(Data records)
▬▬▬▬▬▬

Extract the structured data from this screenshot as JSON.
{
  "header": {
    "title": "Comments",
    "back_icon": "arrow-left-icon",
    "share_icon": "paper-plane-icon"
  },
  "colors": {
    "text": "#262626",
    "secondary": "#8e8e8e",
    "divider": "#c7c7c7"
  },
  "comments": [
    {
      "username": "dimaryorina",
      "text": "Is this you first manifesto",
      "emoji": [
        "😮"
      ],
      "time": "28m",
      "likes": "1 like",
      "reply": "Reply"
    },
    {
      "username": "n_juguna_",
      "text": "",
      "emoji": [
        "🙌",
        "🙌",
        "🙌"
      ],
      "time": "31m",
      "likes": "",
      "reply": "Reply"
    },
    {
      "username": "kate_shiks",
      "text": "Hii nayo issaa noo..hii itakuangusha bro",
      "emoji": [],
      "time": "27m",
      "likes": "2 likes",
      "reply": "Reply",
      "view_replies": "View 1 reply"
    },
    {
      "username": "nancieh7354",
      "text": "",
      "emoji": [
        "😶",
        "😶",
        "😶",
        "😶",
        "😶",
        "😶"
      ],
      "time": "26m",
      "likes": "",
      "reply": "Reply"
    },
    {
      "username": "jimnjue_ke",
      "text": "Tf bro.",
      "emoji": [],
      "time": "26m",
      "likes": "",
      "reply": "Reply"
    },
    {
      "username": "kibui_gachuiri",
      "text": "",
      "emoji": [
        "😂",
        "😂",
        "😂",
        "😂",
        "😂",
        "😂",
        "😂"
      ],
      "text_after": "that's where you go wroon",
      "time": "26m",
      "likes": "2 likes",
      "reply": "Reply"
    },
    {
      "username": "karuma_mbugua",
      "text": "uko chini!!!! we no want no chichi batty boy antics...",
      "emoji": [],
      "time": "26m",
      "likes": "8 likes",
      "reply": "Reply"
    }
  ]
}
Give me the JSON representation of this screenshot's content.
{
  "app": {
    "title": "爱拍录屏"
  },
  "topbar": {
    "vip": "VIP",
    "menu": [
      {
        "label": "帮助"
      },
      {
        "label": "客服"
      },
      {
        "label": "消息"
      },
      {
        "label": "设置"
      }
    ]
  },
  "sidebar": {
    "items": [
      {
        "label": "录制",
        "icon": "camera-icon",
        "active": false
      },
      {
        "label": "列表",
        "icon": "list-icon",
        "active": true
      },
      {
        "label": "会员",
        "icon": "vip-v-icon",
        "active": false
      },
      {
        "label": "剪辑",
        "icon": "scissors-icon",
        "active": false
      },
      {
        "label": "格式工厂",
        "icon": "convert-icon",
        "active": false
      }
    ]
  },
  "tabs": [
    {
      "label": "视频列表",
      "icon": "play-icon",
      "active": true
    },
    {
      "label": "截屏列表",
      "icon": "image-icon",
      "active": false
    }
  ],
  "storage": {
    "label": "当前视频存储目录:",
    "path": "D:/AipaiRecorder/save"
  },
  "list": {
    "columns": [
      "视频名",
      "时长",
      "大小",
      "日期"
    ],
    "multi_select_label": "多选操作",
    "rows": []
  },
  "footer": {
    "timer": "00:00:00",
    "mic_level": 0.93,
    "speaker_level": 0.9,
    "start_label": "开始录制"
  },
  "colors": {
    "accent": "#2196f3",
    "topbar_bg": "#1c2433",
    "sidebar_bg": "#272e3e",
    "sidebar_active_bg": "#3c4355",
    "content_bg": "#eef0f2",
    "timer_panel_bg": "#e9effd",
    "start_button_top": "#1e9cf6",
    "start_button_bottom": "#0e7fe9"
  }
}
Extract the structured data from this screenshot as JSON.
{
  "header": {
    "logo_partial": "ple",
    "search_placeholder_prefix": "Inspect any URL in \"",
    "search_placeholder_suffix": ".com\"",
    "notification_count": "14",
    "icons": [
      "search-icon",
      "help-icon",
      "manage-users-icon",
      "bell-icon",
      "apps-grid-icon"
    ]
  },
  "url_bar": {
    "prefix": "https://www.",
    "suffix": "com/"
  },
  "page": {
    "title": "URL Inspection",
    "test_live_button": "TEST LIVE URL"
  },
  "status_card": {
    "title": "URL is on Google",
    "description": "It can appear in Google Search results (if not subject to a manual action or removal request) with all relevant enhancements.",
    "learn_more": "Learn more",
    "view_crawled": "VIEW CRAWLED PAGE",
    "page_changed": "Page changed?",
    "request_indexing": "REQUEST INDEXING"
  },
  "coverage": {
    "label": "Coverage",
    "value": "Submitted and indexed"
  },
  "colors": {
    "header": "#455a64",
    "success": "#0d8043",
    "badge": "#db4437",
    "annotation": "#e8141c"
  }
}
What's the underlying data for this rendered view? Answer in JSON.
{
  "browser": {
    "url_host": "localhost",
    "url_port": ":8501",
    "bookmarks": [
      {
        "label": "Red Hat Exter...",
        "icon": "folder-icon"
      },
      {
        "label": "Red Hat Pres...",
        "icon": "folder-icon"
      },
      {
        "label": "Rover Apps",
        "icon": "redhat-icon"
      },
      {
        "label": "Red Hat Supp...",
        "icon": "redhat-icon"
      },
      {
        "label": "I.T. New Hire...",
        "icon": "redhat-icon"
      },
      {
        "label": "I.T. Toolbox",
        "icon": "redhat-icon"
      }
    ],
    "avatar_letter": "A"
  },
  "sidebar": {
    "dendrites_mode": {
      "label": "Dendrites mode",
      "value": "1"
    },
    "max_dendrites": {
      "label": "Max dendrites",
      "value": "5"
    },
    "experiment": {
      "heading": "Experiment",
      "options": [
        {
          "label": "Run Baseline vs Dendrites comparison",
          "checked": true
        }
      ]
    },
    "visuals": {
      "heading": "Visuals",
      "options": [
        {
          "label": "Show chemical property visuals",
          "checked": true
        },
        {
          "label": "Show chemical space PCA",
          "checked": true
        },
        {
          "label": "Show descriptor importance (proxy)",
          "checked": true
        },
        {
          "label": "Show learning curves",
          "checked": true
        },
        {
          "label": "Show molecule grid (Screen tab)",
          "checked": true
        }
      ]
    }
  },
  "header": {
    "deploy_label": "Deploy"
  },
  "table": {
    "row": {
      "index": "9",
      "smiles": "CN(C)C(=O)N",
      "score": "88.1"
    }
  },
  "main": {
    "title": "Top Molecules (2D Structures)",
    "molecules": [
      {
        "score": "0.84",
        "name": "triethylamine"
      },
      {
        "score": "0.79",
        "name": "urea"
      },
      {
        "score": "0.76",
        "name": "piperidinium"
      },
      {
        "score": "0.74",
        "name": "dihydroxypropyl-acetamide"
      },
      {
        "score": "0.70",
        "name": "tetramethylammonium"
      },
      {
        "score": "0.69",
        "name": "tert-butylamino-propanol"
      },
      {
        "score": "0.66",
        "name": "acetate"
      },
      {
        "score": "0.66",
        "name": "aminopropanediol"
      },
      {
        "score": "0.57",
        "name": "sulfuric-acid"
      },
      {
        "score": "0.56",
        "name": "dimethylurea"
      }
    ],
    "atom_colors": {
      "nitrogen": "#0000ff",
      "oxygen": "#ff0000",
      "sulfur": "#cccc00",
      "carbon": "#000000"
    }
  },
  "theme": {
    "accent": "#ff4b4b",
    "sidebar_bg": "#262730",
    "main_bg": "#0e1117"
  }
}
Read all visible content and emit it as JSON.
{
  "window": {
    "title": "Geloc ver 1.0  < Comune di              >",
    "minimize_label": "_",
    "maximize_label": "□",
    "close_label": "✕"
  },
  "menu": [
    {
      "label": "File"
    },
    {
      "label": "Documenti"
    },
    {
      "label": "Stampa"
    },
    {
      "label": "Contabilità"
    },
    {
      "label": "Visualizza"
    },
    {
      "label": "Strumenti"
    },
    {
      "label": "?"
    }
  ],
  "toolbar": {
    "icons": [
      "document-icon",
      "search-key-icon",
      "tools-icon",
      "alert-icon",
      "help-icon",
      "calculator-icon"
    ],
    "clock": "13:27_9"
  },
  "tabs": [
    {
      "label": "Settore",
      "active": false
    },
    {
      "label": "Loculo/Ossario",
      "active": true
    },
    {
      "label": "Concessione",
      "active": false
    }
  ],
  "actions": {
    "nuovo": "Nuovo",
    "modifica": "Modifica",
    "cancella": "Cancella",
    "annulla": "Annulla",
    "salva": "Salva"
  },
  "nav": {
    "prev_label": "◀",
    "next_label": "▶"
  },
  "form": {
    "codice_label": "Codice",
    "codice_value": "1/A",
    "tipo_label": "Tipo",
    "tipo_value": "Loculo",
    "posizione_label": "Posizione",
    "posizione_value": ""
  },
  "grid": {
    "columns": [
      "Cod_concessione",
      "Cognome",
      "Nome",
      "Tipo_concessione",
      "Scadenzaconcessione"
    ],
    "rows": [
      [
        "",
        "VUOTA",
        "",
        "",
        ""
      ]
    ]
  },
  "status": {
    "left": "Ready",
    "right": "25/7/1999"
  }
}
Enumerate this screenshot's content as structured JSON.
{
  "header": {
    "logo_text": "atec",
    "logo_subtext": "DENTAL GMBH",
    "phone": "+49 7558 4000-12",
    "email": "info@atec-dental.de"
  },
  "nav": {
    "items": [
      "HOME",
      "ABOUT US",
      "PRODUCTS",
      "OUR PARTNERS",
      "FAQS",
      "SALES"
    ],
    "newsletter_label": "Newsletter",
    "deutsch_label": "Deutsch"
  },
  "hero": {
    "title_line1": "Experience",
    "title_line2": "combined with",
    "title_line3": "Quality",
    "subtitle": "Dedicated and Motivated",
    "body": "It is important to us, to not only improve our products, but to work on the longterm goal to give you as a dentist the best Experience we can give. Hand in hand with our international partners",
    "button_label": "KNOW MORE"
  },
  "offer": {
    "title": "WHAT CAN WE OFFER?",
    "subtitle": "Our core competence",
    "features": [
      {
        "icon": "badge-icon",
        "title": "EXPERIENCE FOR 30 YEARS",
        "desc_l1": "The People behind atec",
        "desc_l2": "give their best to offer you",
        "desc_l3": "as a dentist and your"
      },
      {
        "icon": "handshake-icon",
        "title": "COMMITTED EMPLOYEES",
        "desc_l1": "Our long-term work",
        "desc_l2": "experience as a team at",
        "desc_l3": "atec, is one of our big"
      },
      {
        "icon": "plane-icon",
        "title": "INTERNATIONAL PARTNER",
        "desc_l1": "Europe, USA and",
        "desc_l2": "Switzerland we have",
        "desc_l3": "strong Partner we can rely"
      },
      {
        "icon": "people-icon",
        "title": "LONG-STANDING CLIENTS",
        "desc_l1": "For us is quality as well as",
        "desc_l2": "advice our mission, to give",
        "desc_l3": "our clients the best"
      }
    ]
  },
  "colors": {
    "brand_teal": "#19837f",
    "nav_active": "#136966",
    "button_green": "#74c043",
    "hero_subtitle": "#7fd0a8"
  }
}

▬▬▬▬▬▬

== Task objective ==
Gather all lines of the records that include the word "this".

== Full response ==
Extract the structured data from this screenshot as JSON.
      "text": "Is this you first manifesto",
Give me the JSON representation of this screenshot's content.
Extract the structured data from this screenshot as JSON.
What's the underlying data for this rendered view? Answer in JSON.
Enumerate this screenshot's content as structured JSON.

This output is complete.